## [TASK DETAILS]
Copy out each line exactly; pictures stay out of the copy.

(Entries with figure data)
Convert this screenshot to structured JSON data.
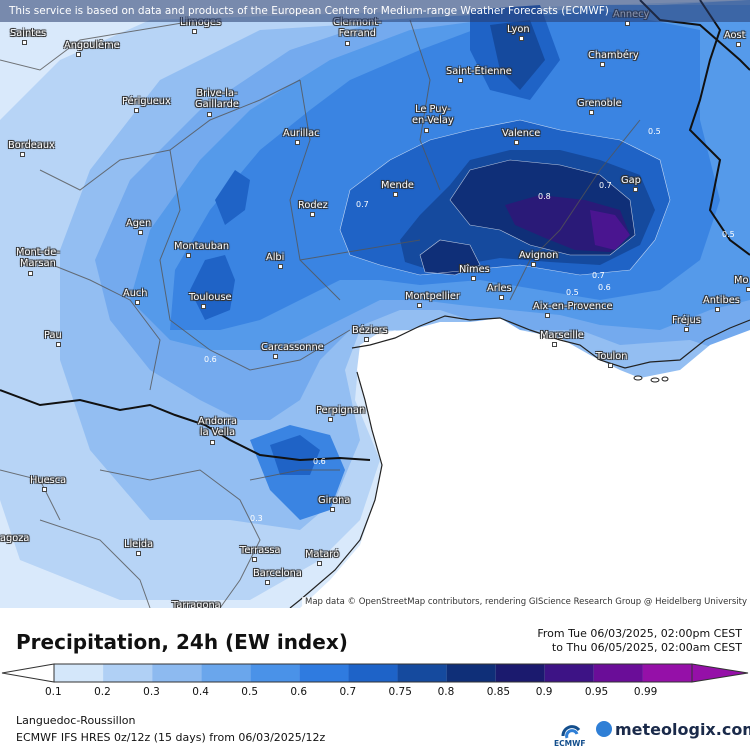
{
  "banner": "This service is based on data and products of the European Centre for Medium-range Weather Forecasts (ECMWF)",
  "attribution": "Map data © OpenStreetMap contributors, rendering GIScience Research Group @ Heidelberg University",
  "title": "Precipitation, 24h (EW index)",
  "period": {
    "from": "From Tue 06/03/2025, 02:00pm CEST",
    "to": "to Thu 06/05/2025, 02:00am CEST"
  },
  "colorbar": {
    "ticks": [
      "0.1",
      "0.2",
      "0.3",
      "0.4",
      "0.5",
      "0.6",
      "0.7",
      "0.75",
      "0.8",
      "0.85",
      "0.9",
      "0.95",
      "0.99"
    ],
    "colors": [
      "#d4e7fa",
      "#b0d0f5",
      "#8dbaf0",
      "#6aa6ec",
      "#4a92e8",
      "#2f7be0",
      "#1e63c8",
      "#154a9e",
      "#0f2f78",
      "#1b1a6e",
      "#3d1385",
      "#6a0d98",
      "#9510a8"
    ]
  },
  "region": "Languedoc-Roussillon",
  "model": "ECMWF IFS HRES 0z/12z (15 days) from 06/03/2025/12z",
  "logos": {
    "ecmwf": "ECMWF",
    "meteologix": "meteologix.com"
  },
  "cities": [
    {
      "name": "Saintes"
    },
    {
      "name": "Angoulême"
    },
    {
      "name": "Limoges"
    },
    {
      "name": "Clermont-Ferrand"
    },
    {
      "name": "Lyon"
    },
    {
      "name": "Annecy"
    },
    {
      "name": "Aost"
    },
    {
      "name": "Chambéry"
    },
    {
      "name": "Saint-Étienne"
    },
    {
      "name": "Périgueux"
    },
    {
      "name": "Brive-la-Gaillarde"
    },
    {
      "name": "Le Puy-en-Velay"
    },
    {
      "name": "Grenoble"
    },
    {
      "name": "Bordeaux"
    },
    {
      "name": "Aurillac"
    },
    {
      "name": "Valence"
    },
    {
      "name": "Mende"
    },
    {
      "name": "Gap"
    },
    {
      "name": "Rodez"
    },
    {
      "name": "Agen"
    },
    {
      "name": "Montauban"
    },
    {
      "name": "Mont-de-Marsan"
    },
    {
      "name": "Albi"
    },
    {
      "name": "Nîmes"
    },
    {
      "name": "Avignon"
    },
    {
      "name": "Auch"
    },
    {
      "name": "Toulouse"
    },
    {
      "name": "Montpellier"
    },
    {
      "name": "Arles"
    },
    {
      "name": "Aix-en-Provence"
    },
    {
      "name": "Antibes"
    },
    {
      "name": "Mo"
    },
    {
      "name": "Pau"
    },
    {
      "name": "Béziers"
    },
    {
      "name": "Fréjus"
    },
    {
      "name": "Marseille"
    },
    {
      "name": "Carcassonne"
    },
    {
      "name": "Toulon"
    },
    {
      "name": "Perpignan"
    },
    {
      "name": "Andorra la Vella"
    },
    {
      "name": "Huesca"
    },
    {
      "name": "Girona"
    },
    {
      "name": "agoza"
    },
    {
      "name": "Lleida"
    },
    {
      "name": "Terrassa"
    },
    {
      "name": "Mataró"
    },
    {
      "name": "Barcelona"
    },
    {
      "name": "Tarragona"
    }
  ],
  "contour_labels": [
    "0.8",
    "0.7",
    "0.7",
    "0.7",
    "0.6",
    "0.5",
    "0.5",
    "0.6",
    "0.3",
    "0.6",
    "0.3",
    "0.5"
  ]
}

## [ANSWER TO THIS EXERCISE]
Convert this screenshot to structured JSON data.
{
  "banner": "This service is based on data and products of the European Centre for Medium-range Weather Forecasts (ECMWF)",
  "attribution": "Map data © OpenStreetMap contributors, rendering GIScience Research Group @ Heidelberg University",
  "title": "Precipitation, 24h (EW index)",
  "period": {
    "from": "From Tue 06/03/2025, 02:00pm CEST",
    "to": "to Thu 06/05/2025, 02:00am CEST"
  },
  "colorbar": {
    "ticks": [
      "0.1",
      "0.2",
      "0.3",
      "0.4",
      "0.5",
      "0.6",
      "0.7",
      "0.75",
      "0.8",
      "0.85",
      "0.9",
      "0.95",
      "0.99"
    ],
    "colors": [
      "#d4e7fa",
      "#b0d0f5",
      "#8dbaf0",
      "#6aa6ec",
      "#4a92e8",
      "#2f7be0",
      "#1e63c8",
      "#154a9e",
      "#0f2f78",
      "#1b1a6e",
      "#3d1385",
      "#6a0d98",
      "#9510a8"
    ]
  },
  "region": "Languedoc-Roussillon",
  "model": "ECMWF IFS HRES 0z/12z (15 days) from 06/03/2025/12z",
  "logos": {
    "ecmwf": "ECMWF",
    "meteologix": "meteologix.com"
  },
  "cities": [
    {
      "name": "Saintes"
    },
    {
      "name": "Angoulême"
    },
    {
      "name": "Limoges"
    },
    {
      "name": "Clermont-Ferrand"
    },
    {
      "name": "Lyon"
    },
    {
      "name": "Annecy"
    },
    {
      "name": "Aost"
    },
    {
      "name": "Chambéry"
    },
    {
      "name": "Saint-Étienne"
    },
    {
      "name": "Périgueux"
    },
    {
      "name": "Brive-la-Gaillarde"
    },
    {
      "name": "Le Puy-en-Velay"
    },
    {
      "name": "Grenoble"
    },
    {
      "name": "Bordeaux"
    },
    {
      "name": "Aurillac"
    },
    {
      "name": "Valence"
    },
    {
      "name": "Mende"
    },
    {
      "name": "Gap"
    },
    {
      "name": "Rodez"
    },
    {
      "name": "Agen"
    },
    {
      "name": "Montauban"
    },
    {
      "name": "Mont-de-Marsan"
    },
    {
      "name": "Albi"
    },
    {
      "name": "Nîmes"
    },
    {
      "name": "Avignon"
    },
    {
      "name": "Auch"
    },
    {
      "name": "Toulouse"
    },
    {
      "name": "Montpellier"
    },
    {
      "name": "Arles"
    },
    {
      "name": "Aix-en-Provence"
    },
    {
      "name": "Antibes"
    },
    {
      "name": "Mo"
    },
    {
      "name": "Pau"
    },
    {
      "name": "Béziers"
    },
    {
      "name": "Fréjus"
    },
    {
      "name": "Marseille"
    },
    {
      "name": "Carcassonne"
    },
    {
      "name": "Toulon"
    },
    {
      "name": "Perpignan"
    },
    {
      "name": "Andorra la Vella"
    },
    {
      "name": "Huesca"
    },
    {
      "name": "Girona"
    },
    {
      "name": "agoza"
    },
    {
      "name": "Lleida"
    },
    {
      "name": "Terrassa"
    },
    {
      "name": "Mataró"
    },
    {
      "name": "Barcelona"
    },
    {
      "name": "Tarragona"
    }
  ],
  "contour_labels": [
    "0.8",
    "0.7",
    "0.7",
    "0.7",
    "0.6",
    "0.5",
    "0.5",
    "0.6",
    "0.3",
    "0.6",
    "0.3",
    "0.5"
  ]
}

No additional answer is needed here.